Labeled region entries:

┌──

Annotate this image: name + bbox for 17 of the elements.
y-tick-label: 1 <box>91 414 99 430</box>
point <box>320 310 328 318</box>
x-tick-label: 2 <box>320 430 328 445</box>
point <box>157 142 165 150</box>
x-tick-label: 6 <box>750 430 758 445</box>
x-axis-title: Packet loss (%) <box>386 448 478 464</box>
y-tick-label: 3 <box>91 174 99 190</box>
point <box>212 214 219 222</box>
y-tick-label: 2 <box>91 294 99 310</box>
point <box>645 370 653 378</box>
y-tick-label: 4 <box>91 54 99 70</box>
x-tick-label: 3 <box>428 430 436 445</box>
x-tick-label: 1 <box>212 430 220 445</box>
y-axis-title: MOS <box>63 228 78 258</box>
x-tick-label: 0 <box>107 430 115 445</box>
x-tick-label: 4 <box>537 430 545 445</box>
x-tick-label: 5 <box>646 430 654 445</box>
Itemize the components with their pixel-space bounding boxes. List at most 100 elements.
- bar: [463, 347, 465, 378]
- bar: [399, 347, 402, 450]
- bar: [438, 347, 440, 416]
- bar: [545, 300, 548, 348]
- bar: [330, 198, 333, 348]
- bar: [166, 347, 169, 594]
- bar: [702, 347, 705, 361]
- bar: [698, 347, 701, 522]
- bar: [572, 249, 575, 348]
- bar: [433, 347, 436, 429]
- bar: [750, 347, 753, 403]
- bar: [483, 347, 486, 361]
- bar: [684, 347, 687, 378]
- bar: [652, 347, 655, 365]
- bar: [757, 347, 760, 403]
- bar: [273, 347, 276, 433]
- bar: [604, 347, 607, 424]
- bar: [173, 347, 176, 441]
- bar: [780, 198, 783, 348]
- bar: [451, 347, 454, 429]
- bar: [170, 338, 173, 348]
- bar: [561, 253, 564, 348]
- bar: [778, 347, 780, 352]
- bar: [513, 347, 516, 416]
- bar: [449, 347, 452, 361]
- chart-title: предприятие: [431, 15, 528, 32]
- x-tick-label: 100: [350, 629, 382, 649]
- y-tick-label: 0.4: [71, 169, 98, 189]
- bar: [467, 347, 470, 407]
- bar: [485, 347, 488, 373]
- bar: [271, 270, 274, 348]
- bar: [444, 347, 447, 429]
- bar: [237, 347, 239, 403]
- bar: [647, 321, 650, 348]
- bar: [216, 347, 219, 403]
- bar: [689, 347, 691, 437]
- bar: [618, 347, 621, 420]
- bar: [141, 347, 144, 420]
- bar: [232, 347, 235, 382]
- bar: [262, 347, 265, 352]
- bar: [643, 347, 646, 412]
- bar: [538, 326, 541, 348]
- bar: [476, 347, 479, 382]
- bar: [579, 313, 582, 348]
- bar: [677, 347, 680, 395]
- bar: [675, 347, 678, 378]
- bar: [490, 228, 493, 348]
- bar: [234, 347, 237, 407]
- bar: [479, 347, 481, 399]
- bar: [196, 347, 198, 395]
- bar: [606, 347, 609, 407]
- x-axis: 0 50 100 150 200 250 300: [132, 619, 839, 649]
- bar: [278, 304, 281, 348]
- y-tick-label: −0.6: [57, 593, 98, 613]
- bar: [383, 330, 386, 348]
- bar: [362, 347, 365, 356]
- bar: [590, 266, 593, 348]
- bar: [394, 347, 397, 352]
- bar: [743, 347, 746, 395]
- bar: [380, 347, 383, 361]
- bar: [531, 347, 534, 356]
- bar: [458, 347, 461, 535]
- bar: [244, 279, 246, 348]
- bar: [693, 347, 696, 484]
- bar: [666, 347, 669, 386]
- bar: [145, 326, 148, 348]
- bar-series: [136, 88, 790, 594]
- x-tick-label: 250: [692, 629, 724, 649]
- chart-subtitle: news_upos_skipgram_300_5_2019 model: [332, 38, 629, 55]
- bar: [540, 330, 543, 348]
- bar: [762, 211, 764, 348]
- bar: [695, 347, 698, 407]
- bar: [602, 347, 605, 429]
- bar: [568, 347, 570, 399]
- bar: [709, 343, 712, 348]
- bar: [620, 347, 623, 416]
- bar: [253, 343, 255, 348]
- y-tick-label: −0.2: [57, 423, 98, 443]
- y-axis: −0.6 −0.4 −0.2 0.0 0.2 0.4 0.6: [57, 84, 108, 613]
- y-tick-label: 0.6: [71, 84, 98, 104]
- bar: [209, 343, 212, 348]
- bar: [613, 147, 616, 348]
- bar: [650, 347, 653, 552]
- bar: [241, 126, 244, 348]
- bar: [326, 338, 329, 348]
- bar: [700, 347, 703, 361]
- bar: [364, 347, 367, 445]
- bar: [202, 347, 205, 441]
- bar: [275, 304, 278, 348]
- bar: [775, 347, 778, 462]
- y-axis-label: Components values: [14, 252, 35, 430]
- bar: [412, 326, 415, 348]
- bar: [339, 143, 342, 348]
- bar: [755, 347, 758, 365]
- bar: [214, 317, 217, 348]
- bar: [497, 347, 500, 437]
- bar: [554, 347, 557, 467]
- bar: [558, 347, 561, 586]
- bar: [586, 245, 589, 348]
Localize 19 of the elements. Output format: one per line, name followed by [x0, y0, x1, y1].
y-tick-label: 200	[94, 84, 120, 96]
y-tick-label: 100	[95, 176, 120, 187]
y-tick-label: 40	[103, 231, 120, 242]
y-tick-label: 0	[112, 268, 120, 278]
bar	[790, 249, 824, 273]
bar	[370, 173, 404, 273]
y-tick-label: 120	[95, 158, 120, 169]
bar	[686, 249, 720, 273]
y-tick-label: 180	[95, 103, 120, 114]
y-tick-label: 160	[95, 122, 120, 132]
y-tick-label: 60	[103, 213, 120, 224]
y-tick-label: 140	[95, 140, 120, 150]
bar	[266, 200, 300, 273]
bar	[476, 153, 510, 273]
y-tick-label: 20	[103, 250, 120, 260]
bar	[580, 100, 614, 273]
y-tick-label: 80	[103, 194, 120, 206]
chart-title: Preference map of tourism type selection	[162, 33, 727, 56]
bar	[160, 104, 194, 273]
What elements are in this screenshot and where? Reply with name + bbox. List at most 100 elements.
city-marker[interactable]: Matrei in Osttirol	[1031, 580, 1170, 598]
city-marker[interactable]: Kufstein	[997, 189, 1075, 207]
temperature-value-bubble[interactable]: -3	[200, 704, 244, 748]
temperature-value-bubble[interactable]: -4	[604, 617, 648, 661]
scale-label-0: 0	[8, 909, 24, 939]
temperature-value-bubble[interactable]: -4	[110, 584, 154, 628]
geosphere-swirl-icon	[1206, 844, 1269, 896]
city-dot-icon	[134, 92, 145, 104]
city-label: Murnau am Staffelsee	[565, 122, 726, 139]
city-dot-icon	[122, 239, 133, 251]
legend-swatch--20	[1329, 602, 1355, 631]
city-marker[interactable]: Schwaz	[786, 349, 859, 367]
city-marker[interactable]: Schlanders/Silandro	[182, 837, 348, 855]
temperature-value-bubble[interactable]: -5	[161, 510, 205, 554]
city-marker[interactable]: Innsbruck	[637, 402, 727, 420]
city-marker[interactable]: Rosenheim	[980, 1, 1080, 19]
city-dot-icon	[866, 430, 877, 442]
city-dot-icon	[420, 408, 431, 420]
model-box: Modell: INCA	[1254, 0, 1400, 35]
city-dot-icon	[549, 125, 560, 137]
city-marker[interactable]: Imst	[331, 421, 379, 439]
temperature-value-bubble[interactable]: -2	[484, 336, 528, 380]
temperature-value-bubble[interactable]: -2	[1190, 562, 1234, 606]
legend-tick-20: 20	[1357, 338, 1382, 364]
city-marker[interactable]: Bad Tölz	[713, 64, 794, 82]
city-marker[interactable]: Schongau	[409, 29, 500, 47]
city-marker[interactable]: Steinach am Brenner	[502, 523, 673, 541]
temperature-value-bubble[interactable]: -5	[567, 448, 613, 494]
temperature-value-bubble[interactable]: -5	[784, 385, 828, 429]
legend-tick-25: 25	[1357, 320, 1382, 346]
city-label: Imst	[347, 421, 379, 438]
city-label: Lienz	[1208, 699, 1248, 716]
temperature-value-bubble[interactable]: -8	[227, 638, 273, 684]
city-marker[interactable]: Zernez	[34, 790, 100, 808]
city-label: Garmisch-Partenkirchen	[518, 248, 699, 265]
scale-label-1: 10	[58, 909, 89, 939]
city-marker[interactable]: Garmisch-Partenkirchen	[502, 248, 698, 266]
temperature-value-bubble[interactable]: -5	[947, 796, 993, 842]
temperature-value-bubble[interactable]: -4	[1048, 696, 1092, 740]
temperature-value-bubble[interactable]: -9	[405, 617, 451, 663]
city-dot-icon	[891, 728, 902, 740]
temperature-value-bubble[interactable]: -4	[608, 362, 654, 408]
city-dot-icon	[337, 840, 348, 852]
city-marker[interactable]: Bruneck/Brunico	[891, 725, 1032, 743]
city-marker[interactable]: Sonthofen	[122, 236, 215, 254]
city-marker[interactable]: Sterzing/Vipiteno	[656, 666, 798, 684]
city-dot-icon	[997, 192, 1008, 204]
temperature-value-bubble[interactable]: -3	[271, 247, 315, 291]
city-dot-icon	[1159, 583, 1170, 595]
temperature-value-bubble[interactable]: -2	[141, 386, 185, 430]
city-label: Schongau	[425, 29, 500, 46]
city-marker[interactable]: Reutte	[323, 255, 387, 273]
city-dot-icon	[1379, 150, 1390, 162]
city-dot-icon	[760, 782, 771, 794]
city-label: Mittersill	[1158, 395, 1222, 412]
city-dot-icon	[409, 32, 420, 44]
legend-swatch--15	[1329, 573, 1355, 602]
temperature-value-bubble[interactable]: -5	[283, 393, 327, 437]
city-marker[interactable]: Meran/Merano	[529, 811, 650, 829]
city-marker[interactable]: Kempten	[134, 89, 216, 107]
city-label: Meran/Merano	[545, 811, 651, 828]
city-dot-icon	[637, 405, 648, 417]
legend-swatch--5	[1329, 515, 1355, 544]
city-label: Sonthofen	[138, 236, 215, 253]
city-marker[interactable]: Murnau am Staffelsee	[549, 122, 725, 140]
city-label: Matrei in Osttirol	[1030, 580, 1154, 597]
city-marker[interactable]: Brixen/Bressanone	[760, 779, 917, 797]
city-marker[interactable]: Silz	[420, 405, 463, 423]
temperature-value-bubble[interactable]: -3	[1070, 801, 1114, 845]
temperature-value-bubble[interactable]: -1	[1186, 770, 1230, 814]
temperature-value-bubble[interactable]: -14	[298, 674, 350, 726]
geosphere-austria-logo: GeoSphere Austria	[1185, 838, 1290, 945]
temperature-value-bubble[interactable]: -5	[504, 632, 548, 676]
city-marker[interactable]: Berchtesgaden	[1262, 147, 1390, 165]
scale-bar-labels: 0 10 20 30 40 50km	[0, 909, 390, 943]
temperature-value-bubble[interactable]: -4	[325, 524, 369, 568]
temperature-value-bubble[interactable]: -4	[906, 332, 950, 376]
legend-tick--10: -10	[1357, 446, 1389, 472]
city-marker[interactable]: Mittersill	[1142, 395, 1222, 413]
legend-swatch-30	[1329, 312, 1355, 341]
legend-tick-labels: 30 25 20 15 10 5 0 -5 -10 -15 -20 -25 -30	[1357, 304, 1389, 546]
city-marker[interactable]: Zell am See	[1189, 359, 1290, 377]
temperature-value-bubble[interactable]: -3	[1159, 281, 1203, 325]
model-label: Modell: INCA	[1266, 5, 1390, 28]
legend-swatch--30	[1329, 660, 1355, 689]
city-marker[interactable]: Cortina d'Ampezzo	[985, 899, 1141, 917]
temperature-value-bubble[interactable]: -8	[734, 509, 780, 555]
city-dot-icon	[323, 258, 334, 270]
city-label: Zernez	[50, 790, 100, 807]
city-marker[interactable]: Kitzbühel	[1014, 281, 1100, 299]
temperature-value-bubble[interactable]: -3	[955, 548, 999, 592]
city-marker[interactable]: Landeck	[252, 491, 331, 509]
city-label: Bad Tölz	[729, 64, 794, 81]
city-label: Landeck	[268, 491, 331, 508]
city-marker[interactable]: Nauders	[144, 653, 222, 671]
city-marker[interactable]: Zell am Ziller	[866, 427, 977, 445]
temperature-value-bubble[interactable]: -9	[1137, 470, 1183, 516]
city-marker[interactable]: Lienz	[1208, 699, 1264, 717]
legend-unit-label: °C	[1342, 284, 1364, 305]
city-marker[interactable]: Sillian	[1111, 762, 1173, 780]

└──

Show each line above that contains the string "geosphere", counting only matches in the same case.

geosphere-swirl-icon	[1206, 844, 1269, 896]
geosphere-austria-logo: GeoSphere Austria	[1185, 838, 1290, 945]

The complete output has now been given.